## BEGIN

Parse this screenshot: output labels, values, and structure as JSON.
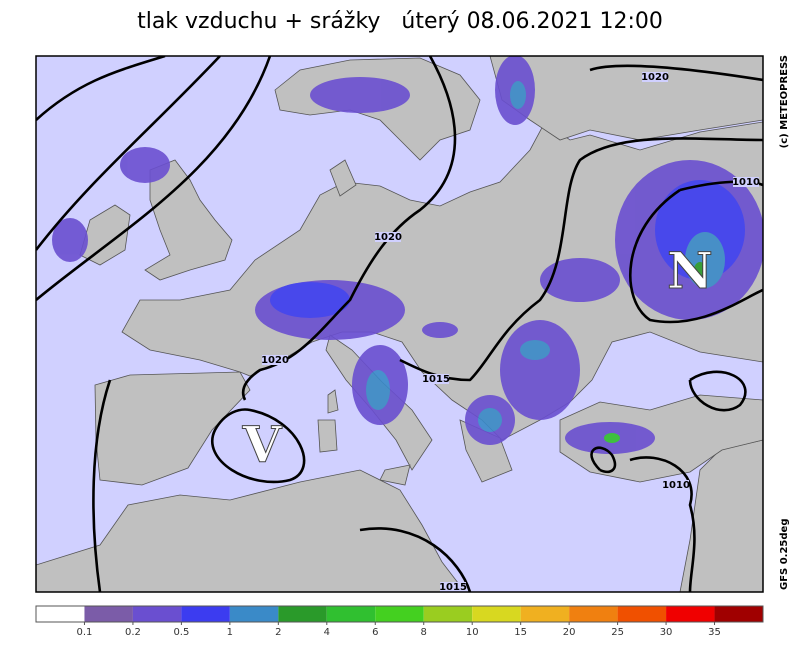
{
  "header": {
    "title": "tlak vzduchu + srážky   úterý 08.06.2021 12:00"
  },
  "copyright": "(c) METEOPRESS",
  "model": "GFS 0.25deg",
  "pressure_centers": [
    {
      "label": "N"
    },
    {
      "label": "V"
    }
  ],
  "isobar_labels": [
    1020,
    1020,
    1020,
    1015,
    1015,
    1010,
    1010
  ],
  "colorbar": {
    "colors": [
      "#ffffff",
      "#7b5ca8",
      "#6a4fd0",
      "#3c3cf0",
      "#3a8ac8",
      "#2a9a2a",
      "#30c030",
      "#44d020",
      "#9acd20",
      "#d8d820",
      "#f0b020",
      "#f08010",
      "#f05000",
      "#f00000",
      "#a00000"
    ],
    "labels": [
      "0.1",
      "0.2",
      "0.5",
      "1",
      "2",
      "4",
      "6",
      "8",
      "10",
      "15",
      "20",
      "25",
      "30",
      "35"
    ]
  }
}
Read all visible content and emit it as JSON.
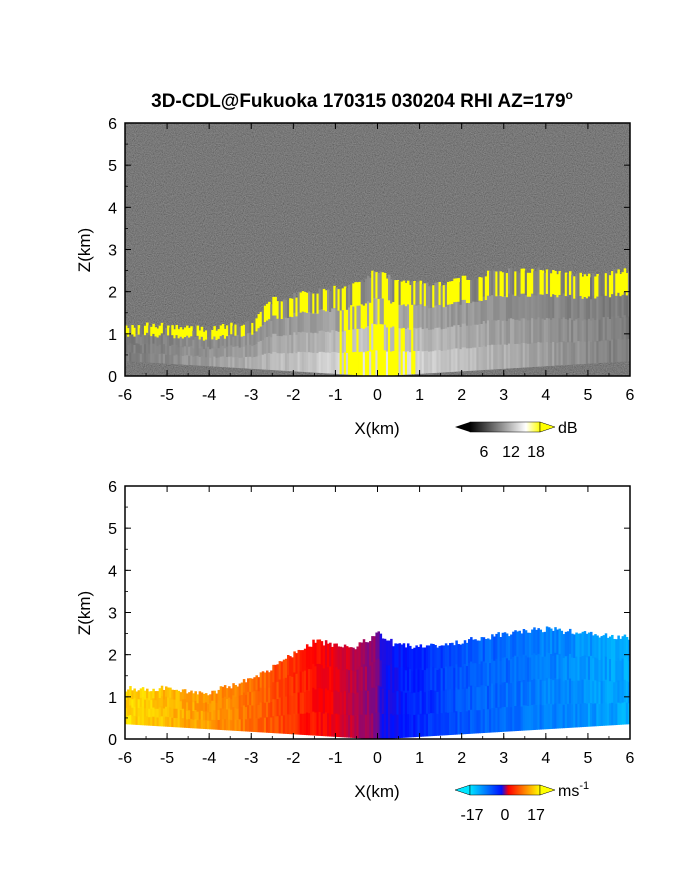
{
  "title": "3D-CDL@Fukuoka 170315 030204 RHI AZ=179",
  "title_degree_symbol": "o",
  "chart_data": [
    {
      "type": "heatmap",
      "quantity": "signal intensity",
      "xlabel": "X(km)",
      "ylabel": "Z(km)",
      "xlim": [
        -6,
        6
      ],
      "ylim": [
        0,
        6
      ],
      "x_ticks": [
        -6,
        -5,
        -4,
        -3,
        -2,
        -1,
        0,
        1,
        2,
        3,
        4,
        5,
        6
      ],
      "y_ticks": [
        0,
        1,
        2,
        3,
        4,
        5,
        6
      ],
      "colorbar": {
        "unit": "dB",
        "ticks": [
          6,
          12,
          18
        ],
        "colors": [
          "#000000",
          "#ffffff",
          "#ffff00"
        ],
        "range": [
          0,
          20
        ]
      },
      "background_color": "#2b2b2b",
      "echo_top_envelope": [
        {
          "x": -6.0,
          "z": 1.2
        },
        {
          "x": -5.0,
          "z": 1.2
        },
        {
          "x": -4.0,
          "z": 1.1
        },
        {
          "x": -3.0,
          "z": 1.3
        },
        {
          "x": -2.5,
          "z": 1.8
        },
        {
          "x": -1.5,
          "z": 2.0
        },
        {
          "x": -0.5,
          "z": 2.2
        },
        {
          "x": 0.0,
          "z": 2.5
        },
        {
          "x": 0.5,
          "z": 2.2
        },
        {
          "x": 1.5,
          "z": 2.2
        },
        {
          "x": 3.0,
          "z": 2.5
        },
        {
          "x": 4.0,
          "z": 2.5
        },
        {
          "x": 5.0,
          "z": 2.4
        },
        {
          "x": 6.0,
          "z": 2.5
        }
      ]
    },
    {
      "type": "heatmap",
      "quantity": "radial velocity",
      "xlabel": "X(km)",
      "ylabel": "Z(km)",
      "xlim": [
        -6,
        6
      ],
      "ylim": [
        0,
        6
      ],
      "x_ticks": [
        -6,
        -5,
        -4,
        -3,
        -2,
        -1,
        0,
        1,
        2,
        3,
        4,
        5,
        6
      ],
      "y_ticks": [
        0,
        1,
        2,
        3,
        4,
        5,
        6
      ],
      "colorbar": {
        "unit": "ms",
        "unit_exponent": "-1",
        "ticks": [
          -17,
          0,
          17
        ],
        "colors": [
          "#00e5ff",
          "#0010ff",
          "#ff0000",
          "#ffff00"
        ],
        "range": [
          -22,
          22
        ]
      },
      "echo_top_envelope": [
        {
          "x": -6.0,
          "z": 1.2
        },
        {
          "x": -5.0,
          "z": 1.2
        },
        {
          "x": -4.0,
          "z": 1.1
        },
        {
          "x": -3.0,
          "z": 1.4
        },
        {
          "x": -2.0,
          "z": 2.0
        },
        {
          "x": -1.5,
          "z": 2.3
        },
        {
          "x": -0.5,
          "z": 2.2
        },
        {
          "x": 0.0,
          "z": 2.5
        },
        {
          "x": 0.5,
          "z": 2.2
        },
        {
          "x": 1.5,
          "z": 2.2
        },
        {
          "x": 3.0,
          "z": 2.5
        },
        {
          "x": 4.0,
          "z": 2.6
        },
        {
          "x": 5.0,
          "z": 2.5
        },
        {
          "x": 6.0,
          "z": 2.4
        }
      ],
      "velocity_profile": [
        {
          "x": -6.0,
          "v": 20
        },
        {
          "x": -3.0,
          "v": 14
        },
        {
          "x": -1.0,
          "v": 6
        },
        {
          "x": 0.0,
          "v": 0
        },
        {
          "x": 0.1,
          "v": -6
        },
        {
          "x": 2.0,
          "v": -12
        },
        {
          "x": 6.0,
          "v": -18
        }
      ]
    }
  ]
}
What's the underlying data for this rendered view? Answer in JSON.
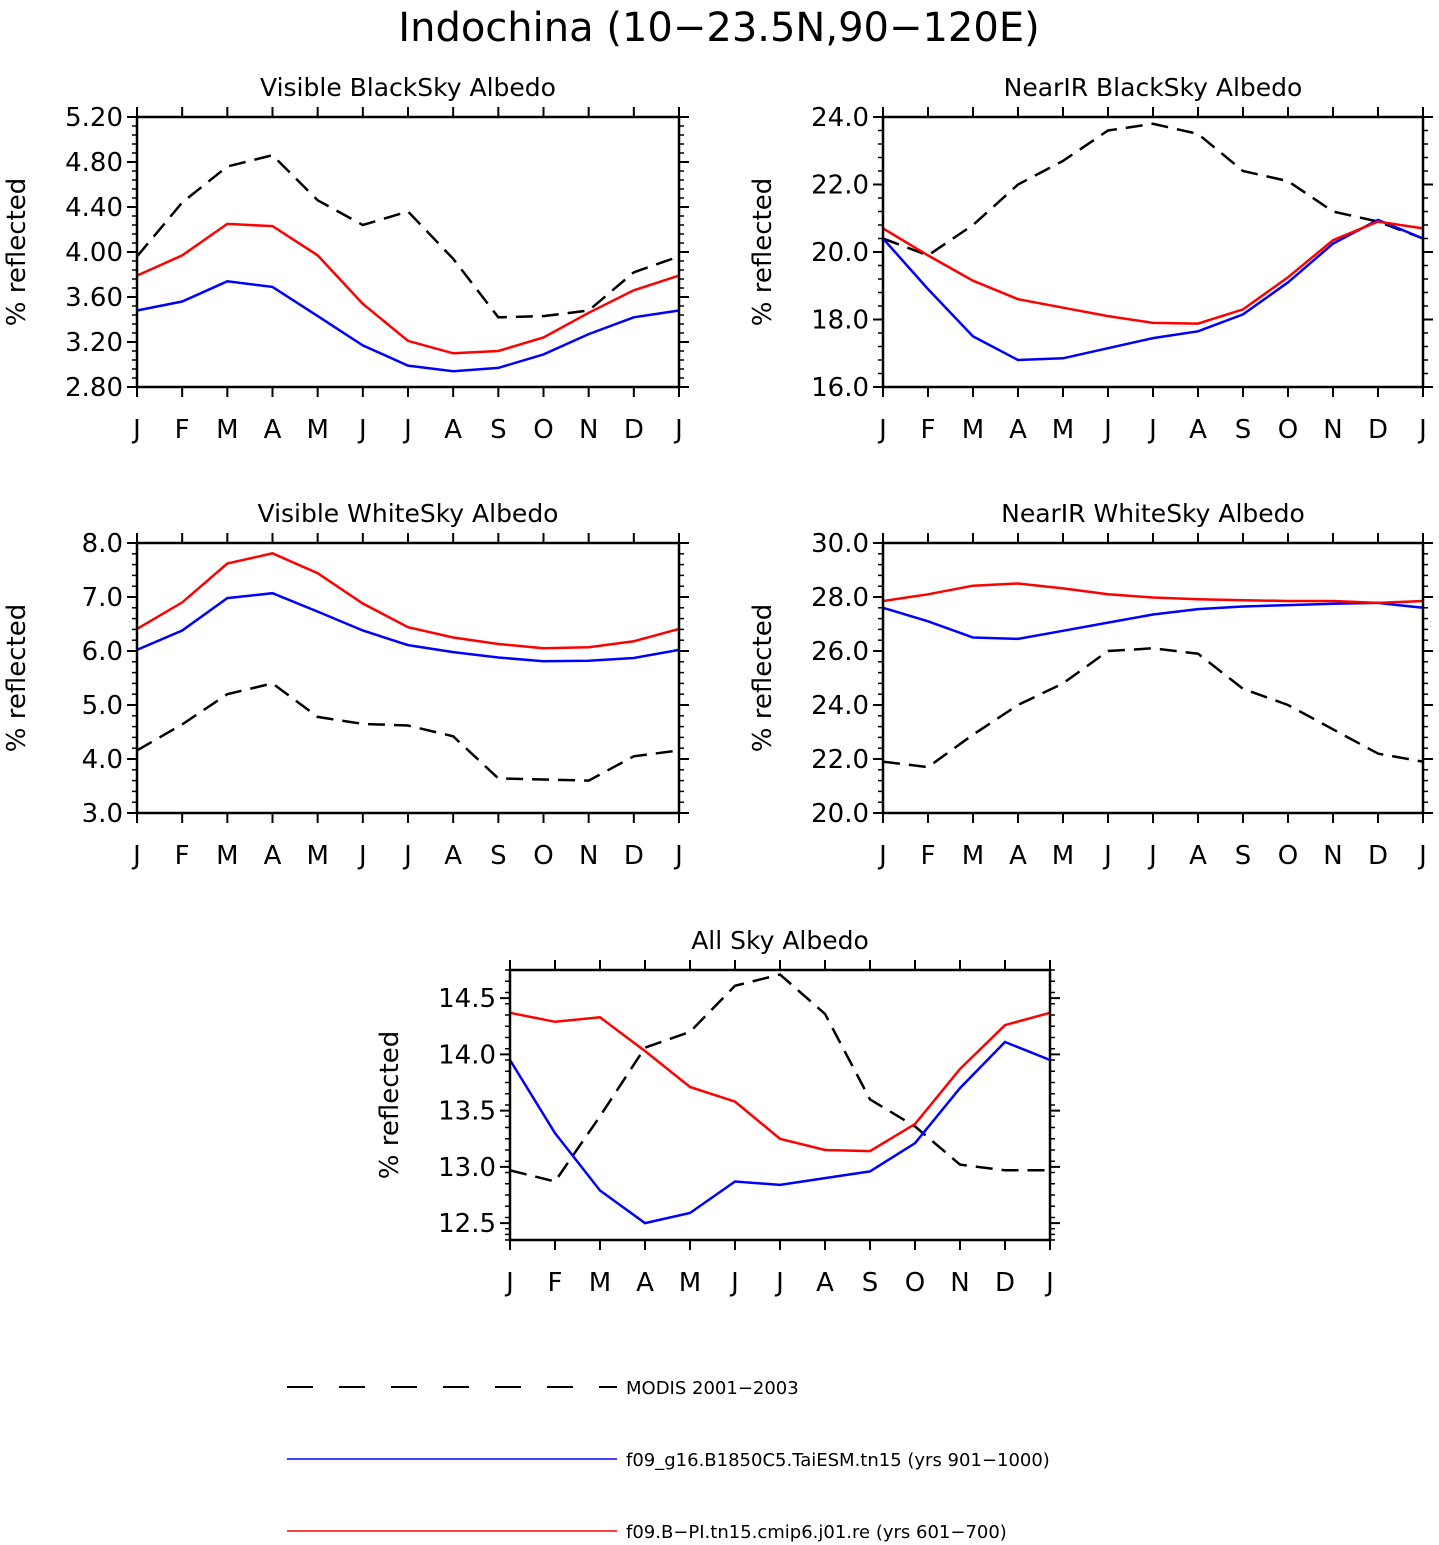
{
  "page_title": "Indochina (10−23.5N,90−120E)",
  "legend": [
    {
      "label": "MODIS 2001−2003",
      "color": "#000000",
      "dash": true
    },
    {
      "label": "f09_g16.B1850C5.TaiESM.tn15 (yrs 901−1000)",
      "color": "#0000ff",
      "dash": false
    },
    {
      "label": "f09.B−PI.tn15.cmip6.j01.re (yrs 601−700)",
      "color": "#ff0000",
      "dash": false
    }
  ],
  "chart_data": [
    {
      "type": "line",
      "title": "Visible BlackSky Albedo",
      "xlabel": "",
      "ylabel": "% reflected",
      "categories": [
        "J",
        "F",
        "M",
        "A",
        "M",
        "J",
        "J",
        "A",
        "S",
        "O",
        "N",
        "D",
        "J"
      ],
      "ylim": [
        2.8,
        5.2
      ],
      "yticks": [
        "2.80",
        "3.20",
        "3.60",
        "4.00",
        "4.40",
        "4.80",
        "5.20"
      ],
      "series": [
        {
          "name": "MODIS 2001−2003",
          "color": "#000000",
          "dash": true,
          "values": [
            3.96,
            4.44,
            4.76,
            4.86,
            4.46,
            4.24,
            4.36,
            3.94,
            3.42,
            3.43,
            3.48,
            3.82,
            3.96
          ]
        },
        {
          "name": "f09_g16.B1850C5.TaiESM.tn15 (yrs 901−1000)",
          "color": "#0000ff",
          "dash": false,
          "values": [
            3.48,
            3.56,
            3.74,
            3.69,
            3.43,
            3.17,
            2.99,
            2.94,
            2.97,
            3.09,
            3.27,
            3.42,
            3.48
          ]
        },
        {
          "name": "f09.B−PI.tn15.cmip6.j01.re (yrs 601−700)",
          "color": "#ff0000",
          "dash": false,
          "values": [
            3.79,
            3.97,
            4.25,
            4.23,
            3.97,
            3.54,
            3.21,
            3.1,
            3.12,
            3.24,
            3.46,
            3.66,
            3.79
          ]
        }
      ]
    },
    {
      "type": "line",
      "title": "NearIR BlackSky Albedo",
      "xlabel": "",
      "ylabel": "% reflected",
      "categories": [
        "J",
        "F",
        "M",
        "A",
        "M",
        "J",
        "J",
        "A",
        "S",
        "O",
        "N",
        "D",
        "J"
      ],
      "ylim": [
        16.0,
        24.0
      ],
      "yticks": [
        "16.0",
        "18.0",
        "20.0",
        "22.0",
        "24.0"
      ],
      "series": [
        {
          "name": "MODIS 2001−2003",
          "color": "#000000",
          "dash": true,
          "values": [
            20.4,
            19.9,
            20.8,
            22.0,
            22.7,
            23.6,
            23.8,
            23.5,
            22.4,
            22.1,
            21.2,
            20.9,
            20.4
          ]
        },
        {
          "name": "f09_g16.B1850C5.TaiESM.tn15 (yrs 901−1000)",
          "color": "#0000ff",
          "dash": false,
          "values": [
            20.4,
            18.9,
            17.5,
            16.8,
            16.85,
            17.15,
            17.45,
            17.65,
            18.15,
            19.1,
            20.25,
            20.95,
            20.4
          ]
        },
        {
          "name": "f09.B−PI.tn15.cmip6.j01.re (yrs 601−700)",
          "color": "#ff0000",
          "dash": false,
          "values": [
            20.7,
            19.9,
            19.15,
            18.6,
            18.35,
            18.1,
            17.9,
            17.88,
            18.3,
            19.25,
            20.35,
            20.9,
            20.7
          ]
        }
      ]
    },
    {
      "type": "line",
      "title": "Visible WhiteSky Albedo",
      "xlabel": "",
      "ylabel": "% reflected",
      "categories": [
        "J",
        "F",
        "M",
        "A",
        "M",
        "J",
        "J",
        "A",
        "S",
        "O",
        "N",
        "D",
        "J"
      ],
      "ylim": [
        3.0,
        8.0
      ],
      "yticks": [
        "3.0",
        "4.0",
        "5.0",
        "6.0",
        "7.0",
        "8.0"
      ],
      "series": [
        {
          "name": "MODIS 2001−2003",
          "color": "#000000",
          "dash": true,
          "values": [
            4.16,
            4.64,
            5.2,
            5.4,
            4.78,
            4.65,
            4.62,
            4.42,
            3.64,
            3.62,
            3.6,
            4.05,
            4.16
          ]
        },
        {
          "name": "f09_g16.B1850C5.TaiESM.tn15 (yrs 901−1000)",
          "color": "#0000ff",
          "dash": false,
          "values": [
            6.02,
            6.38,
            6.98,
            7.07,
            6.73,
            6.38,
            6.11,
            5.98,
            5.88,
            5.81,
            5.82,
            5.87,
            6.02
          ]
        },
        {
          "name": "f09.B−PI.tn15.cmip6.j01.re (yrs 601−700)",
          "color": "#ff0000",
          "dash": false,
          "values": [
            6.41,
            6.9,
            7.62,
            7.81,
            7.44,
            6.88,
            6.44,
            6.25,
            6.13,
            6.05,
            6.07,
            6.18,
            6.41
          ]
        }
      ]
    },
    {
      "type": "line",
      "title": "NearIR WhiteSky Albedo",
      "xlabel": "",
      "ylabel": "% reflected",
      "categories": [
        "J",
        "F",
        "M",
        "A",
        "M",
        "J",
        "J",
        "A",
        "S",
        "O",
        "N",
        "D",
        "J"
      ],
      "ylim": [
        20.0,
        30.0
      ],
      "yticks": [
        "20.0",
        "22.0",
        "24.0",
        "26.0",
        "28.0",
        "30.0"
      ],
      "series": [
        {
          "name": "MODIS 2001−2003",
          "color": "#000000",
          "dash": true,
          "values": [
            21.9,
            21.7,
            22.9,
            24.0,
            24.8,
            26.0,
            26.1,
            25.9,
            24.6,
            24.0,
            23.1,
            22.2,
            21.9
          ]
        },
        {
          "name": "f09_g16.B1850C5.TaiESM.tn15 (yrs 901−1000)",
          "color": "#0000ff",
          "dash": false,
          "values": [
            27.6,
            27.1,
            26.5,
            26.45,
            26.75,
            27.05,
            27.35,
            27.55,
            27.65,
            27.7,
            27.75,
            27.78,
            27.6
          ]
        },
        {
          "name": "f09.B−PI.tn15.cmip6.j01.re (yrs 601−700)",
          "color": "#ff0000",
          "dash": false,
          "values": [
            27.85,
            28.1,
            28.42,
            28.5,
            28.32,
            28.1,
            27.98,
            27.92,
            27.88,
            27.85,
            27.85,
            27.78,
            27.85
          ]
        }
      ]
    },
    {
      "type": "line",
      "title": "All Sky Albedo",
      "xlabel": "",
      "ylabel": "% reflected",
      "categories": [
        "J",
        "F",
        "M",
        "A",
        "M",
        "J",
        "J",
        "A",
        "S",
        "O",
        "N",
        "D",
        "J"
      ],
      "ylim": [
        12.35,
        14.75
      ],
      "yticks": [
        "12.5",
        "13.0",
        "13.5",
        "14.0",
        "14.5"
      ],
      "series": [
        {
          "name": "MODIS 2001−2003",
          "color": "#000000",
          "dash": true,
          "values": [
            12.97,
            12.87,
            13.45,
            14.06,
            14.2,
            14.61,
            14.71,
            14.36,
            13.6,
            13.36,
            13.02,
            12.97,
            12.97
          ]
        },
        {
          "name": "f09_g16.B1850C5.TaiESM.tn15 (yrs 901−1000)",
          "color": "#0000ff",
          "dash": false,
          "values": [
            13.95,
            13.3,
            12.79,
            12.5,
            12.59,
            12.87,
            12.84,
            12.9,
            12.96,
            13.21,
            13.7,
            14.11,
            13.95
          ]
        },
        {
          "name": "f09.B−PI.tn15.cmip6.j01.re (yrs 601−700)",
          "color": "#ff0000",
          "dash": false,
          "values": [
            14.37,
            14.29,
            14.33,
            14.03,
            13.71,
            13.58,
            13.25,
            13.15,
            13.14,
            13.38,
            13.87,
            14.26,
            14.37
          ]
        }
      ]
    }
  ]
}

## END

» To be done: Work out how many lines above have the string "WhiteSky" in them, and give only the number.

» Solution: 2